**PROVIDED DATA**
§

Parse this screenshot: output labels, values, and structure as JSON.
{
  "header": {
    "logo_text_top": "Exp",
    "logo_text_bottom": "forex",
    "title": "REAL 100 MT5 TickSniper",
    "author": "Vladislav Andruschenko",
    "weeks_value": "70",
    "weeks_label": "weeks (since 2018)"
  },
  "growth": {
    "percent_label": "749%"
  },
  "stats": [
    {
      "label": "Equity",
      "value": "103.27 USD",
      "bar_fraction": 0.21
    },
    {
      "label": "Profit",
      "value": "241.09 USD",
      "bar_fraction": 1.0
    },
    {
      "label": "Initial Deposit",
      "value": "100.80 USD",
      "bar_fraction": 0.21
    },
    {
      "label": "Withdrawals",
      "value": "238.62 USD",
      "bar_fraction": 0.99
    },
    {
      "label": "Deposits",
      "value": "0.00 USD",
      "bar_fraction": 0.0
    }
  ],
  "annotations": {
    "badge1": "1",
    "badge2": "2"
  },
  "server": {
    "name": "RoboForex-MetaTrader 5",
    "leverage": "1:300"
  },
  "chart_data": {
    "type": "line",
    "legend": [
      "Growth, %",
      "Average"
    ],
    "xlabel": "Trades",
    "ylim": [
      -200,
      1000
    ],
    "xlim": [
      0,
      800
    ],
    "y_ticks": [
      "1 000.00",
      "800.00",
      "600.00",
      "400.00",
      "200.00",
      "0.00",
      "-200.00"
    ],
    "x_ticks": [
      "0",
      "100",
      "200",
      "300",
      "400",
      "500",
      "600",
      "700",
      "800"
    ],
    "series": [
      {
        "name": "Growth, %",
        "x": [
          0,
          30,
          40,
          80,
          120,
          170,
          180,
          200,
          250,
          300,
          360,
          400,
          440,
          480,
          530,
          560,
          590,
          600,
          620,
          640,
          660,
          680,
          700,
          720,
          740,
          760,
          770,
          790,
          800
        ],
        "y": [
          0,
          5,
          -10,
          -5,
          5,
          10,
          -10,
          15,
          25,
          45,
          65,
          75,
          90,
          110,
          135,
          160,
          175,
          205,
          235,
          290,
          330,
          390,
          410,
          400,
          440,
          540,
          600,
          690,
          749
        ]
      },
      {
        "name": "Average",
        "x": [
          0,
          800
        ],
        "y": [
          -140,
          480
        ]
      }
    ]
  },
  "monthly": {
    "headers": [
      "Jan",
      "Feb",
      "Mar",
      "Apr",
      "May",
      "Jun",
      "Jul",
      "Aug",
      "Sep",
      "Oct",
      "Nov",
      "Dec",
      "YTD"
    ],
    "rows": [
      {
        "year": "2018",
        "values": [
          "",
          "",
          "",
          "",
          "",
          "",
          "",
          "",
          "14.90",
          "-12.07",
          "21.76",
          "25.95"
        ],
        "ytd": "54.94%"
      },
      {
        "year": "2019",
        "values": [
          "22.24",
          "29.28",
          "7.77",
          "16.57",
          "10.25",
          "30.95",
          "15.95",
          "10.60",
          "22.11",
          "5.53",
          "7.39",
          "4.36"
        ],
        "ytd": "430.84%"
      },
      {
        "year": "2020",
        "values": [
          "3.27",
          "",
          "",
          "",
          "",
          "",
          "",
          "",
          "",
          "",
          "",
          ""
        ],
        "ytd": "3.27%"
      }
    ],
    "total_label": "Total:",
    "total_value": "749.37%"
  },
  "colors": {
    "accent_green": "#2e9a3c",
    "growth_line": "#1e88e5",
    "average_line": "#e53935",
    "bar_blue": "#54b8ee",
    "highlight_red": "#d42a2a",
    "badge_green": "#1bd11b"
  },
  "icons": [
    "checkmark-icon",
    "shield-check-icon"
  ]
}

§

**WORK REQUIRED**
Print all of the entries exactly as they are written.

**FULL ANSWER**
Parse this screenshot: output labels, values, and structure as JSON.
{
  "header": {
    "logo_text_top": "Exp",
    "logo_text_bottom": "forex",
    "title": "REAL 100 MT5 TickSniper",
    "author": "Vladislav Andruschenko",
    "weeks_value": "70",
    "weeks_label": "weeks (since 2018)"
  },
  "growth": {
    "percent_label": "749%"
  },
  "stats": [
    {
      "label": "Equity",
      "value": "103.27 USD",
      "bar_fraction": 0.21
    },
    {
      "label": "Profit",
      "value": "241.09 USD",
      "bar_fraction": 1.0
    },
    {
      "label": "Initial Deposit",
      "value": "100.80 USD",
      "bar_fraction": 0.21
    },
    {
      "label": "Withdrawals",
      "value": "238.62 USD",
      "bar_fraction": 0.99
    },
    {
      "label": "Deposits",
      "value": "0.00 USD",
      "bar_fraction": 0.0
    }
  ],
  "annotations": {
    "badge1": "1",
    "badge2": "2"
  },
  "server": {
    "name": "RoboForex-MetaTrader 5",
    "leverage": "1:300"
  },
  "chart_data": {
    "type": "line",
    "legend": [
      "Growth, %",
      "Average"
    ],
    "xlabel": "Trades",
    "ylim": [
      -200,
      1000
    ],
    "xlim": [
      0,
      800
    ],
    "y_ticks": [
      "1 000.00",
      "800.00",
      "600.00",
      "400.00",
      "200.00",
      "0.00",
      "-200.00"
    ],
    "x_ticks": [
      "0",
      "100",
      "200",
      "300",
      "400",
      "500",
      "600",
      "700",
      "800"
    ],
    "series": [
      {
        "name": "Growth, %",
        "x": [
          0,
          30,
          40,
          80,
          120,
          170,
          180,
          200,
          250,
          300,
          360,
          400,
          440,
          480,
          530,
          560,
          590,
          600,
          620,
          640,
          660,
          680,
          700,
          720,
          740,
          760,
          770,
          790,
          800
        ],
        "y": [
          0,
          5,
          -10,
          -5,
          5,
          10,
          -10,
          15,
          25,
          45,
          65,
          75,
          90,
          110,
          135,
          160,
          175,
          205,
          235,
          290,
          330,
          390,
          410,
          400,
          440,
          540,
          600,
          690,
          749
        ]
      },
      {
        "name": "Average",
        "x": [
          0,
          800
        ],
        "y": [
          -140,
          480
        ]
      }
    ]
  },
  "monthly": {
    "headers": [
      "Jan",
      "Feb",
      "Mar",
      "Apr",
      "May",
      "Jun",
      "Jul",
      "Aug",
      "Sep",
      "Oct",
      "Nov",
      "Dec",
      "YTD"
    ],
    "rows": [
      {
        "year": "2018",
        "values": [
          "",
          "",
          "",
          "",
          "",
          "",
          "",
          "",
          "14.90",
          "-12.07",
          "21.76",
          "25.95"
        ],
        "ytd": "54.94%"
      },
      {
        "year": "2019",
        "values": [
          "22.24",
          "29.28",
          "7.77",
          "16.57",
          "10.25",
          "30.95",
          "15.95",
          "10.60",
          "22.11",
          "5.53",
          "7.39",
          "4.36"
        ],
        "ytd": "430.84%"
      },
      {
        "year": "2020",
        "values": [
          "3.27",
          "",
          "",
          "",
          "",
          "",
          "",
          "",
          "",
          "",
          "",
          ""
        ],
        "ytd": "3.27%"
      }
    ],
    "total_label": "Total:",
    "total_value": "749.37%"
  },
  "colors": {
    "accent_green": "#2e9a3c",
    "growth_line": "#1e88e5",
    "average_line": "#e53935",
    "bar_blue": "#54b8ee",
    "highlight_red": "#d42a2a",
    "badge_green": "#1bd11b"
  },
  "icons": [
    "checkmark-icon",
    "shield-check-icon"
  ]
}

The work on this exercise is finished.